* _Given request_: Collect the lines of the entries where "Пополнить" shows up.

[Start The input]

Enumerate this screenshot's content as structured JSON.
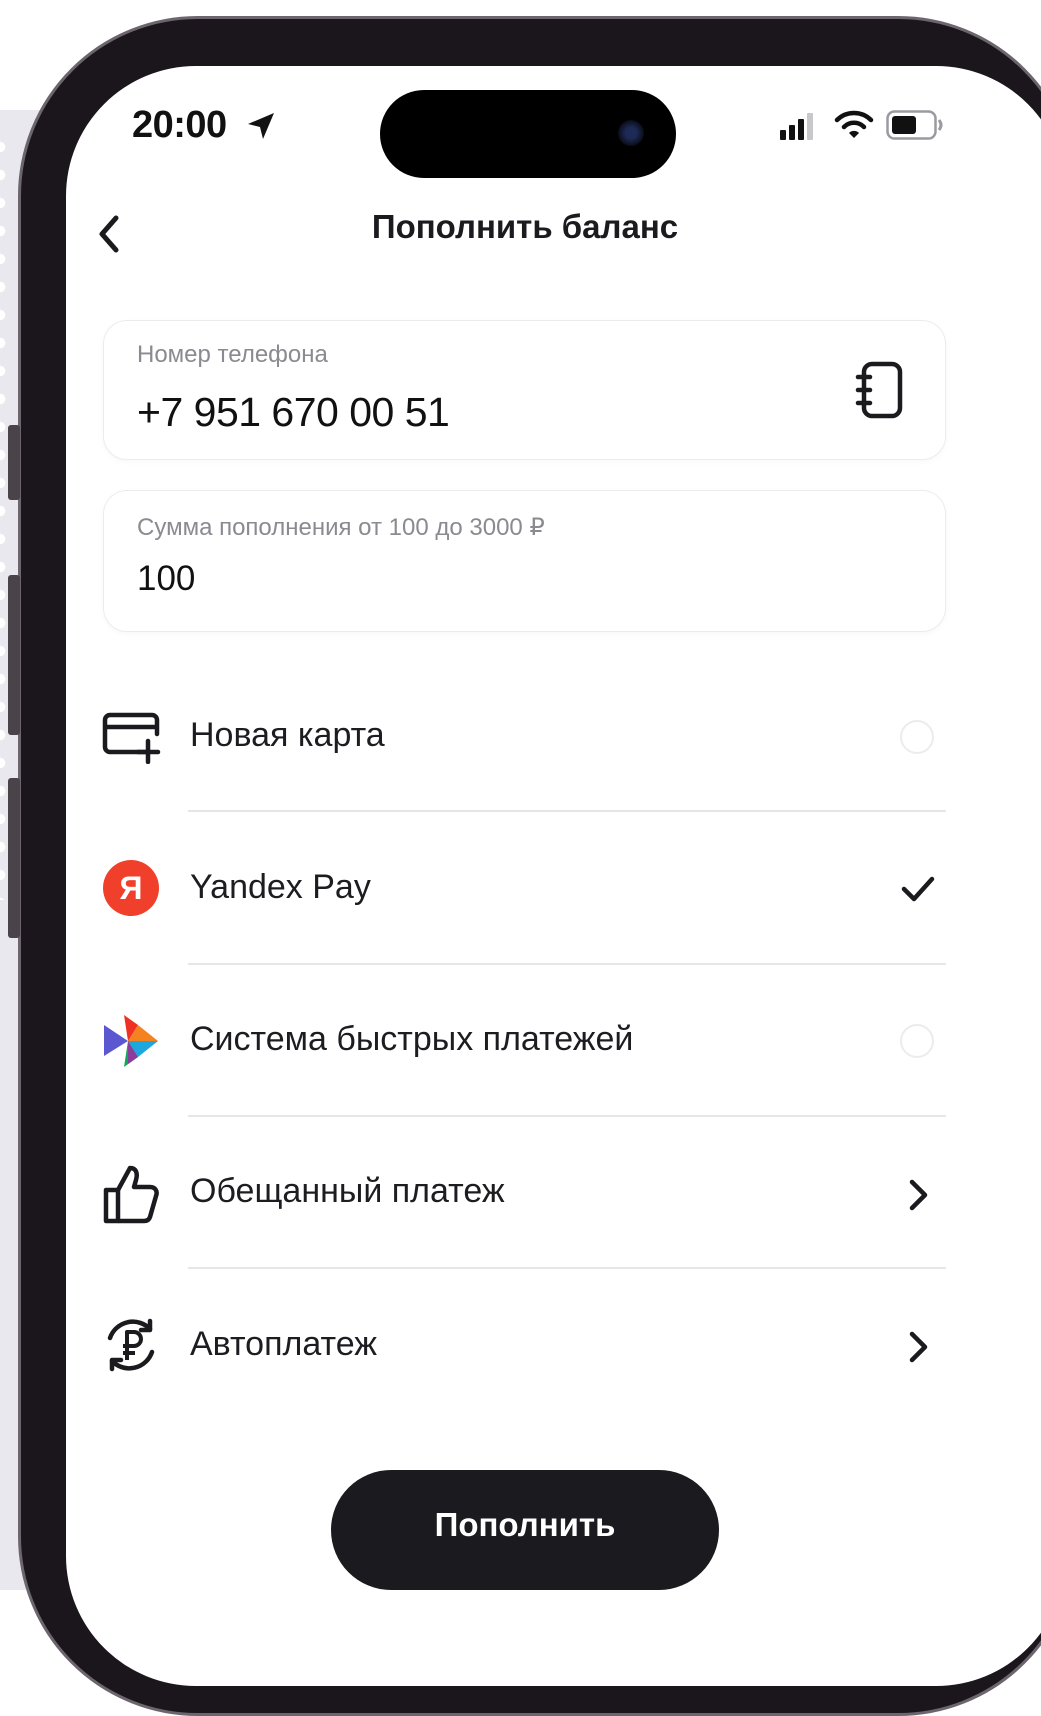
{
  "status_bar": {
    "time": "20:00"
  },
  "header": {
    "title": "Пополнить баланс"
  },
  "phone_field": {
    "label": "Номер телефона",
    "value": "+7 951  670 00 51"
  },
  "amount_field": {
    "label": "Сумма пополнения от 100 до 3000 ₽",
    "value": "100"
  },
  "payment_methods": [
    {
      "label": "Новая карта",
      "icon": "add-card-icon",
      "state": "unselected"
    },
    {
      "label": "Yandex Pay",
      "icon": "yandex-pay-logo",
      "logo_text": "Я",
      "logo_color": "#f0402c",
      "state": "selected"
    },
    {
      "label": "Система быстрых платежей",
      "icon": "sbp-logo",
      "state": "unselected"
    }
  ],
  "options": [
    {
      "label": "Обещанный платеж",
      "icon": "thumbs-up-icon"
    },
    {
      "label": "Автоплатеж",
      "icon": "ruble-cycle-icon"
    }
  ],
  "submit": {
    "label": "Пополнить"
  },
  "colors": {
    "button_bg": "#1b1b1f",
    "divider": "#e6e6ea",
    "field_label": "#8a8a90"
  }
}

[End The input]
[Start The input]

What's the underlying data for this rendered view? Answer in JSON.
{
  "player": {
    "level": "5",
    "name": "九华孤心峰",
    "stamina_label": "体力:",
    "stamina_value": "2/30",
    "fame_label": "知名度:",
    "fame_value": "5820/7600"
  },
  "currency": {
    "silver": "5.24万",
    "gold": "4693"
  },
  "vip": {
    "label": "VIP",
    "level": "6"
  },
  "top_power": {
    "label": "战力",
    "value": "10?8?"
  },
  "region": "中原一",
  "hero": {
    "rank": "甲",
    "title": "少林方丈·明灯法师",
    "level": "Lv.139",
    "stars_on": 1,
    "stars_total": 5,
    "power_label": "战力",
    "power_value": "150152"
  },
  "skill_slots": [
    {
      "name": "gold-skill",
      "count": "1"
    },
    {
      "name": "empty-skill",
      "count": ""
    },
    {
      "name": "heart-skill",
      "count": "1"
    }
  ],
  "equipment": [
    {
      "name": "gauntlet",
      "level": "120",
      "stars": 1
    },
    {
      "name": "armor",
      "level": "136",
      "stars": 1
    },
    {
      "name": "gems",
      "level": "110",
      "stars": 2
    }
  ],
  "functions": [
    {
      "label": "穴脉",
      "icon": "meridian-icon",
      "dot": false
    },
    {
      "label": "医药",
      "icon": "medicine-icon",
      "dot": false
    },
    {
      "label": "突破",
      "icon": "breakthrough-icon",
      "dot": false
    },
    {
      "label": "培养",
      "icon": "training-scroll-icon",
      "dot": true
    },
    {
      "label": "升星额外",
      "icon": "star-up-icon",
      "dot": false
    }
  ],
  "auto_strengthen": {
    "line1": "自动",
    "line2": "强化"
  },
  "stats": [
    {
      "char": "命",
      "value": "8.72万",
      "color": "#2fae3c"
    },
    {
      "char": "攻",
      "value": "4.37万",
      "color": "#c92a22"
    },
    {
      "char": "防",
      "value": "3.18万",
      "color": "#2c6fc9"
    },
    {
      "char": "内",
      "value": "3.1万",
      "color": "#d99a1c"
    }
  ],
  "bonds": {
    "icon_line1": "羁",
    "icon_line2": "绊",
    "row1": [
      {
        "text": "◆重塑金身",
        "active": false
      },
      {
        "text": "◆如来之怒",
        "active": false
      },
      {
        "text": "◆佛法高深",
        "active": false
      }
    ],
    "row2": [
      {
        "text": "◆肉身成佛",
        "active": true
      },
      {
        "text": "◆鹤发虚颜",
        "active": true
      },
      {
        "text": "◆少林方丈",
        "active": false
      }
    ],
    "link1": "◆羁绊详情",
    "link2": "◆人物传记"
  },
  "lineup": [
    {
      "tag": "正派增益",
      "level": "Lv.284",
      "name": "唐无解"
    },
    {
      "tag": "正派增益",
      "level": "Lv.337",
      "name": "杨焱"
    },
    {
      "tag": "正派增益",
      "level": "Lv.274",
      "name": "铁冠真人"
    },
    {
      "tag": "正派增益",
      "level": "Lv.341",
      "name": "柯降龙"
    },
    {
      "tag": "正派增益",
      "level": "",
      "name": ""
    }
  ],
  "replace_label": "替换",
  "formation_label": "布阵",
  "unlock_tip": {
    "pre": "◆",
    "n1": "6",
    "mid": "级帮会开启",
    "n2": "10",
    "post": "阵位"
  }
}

[End The input]

* _Answer_:
    "title": "Пополнить баланс"
    "label": "Пополнить"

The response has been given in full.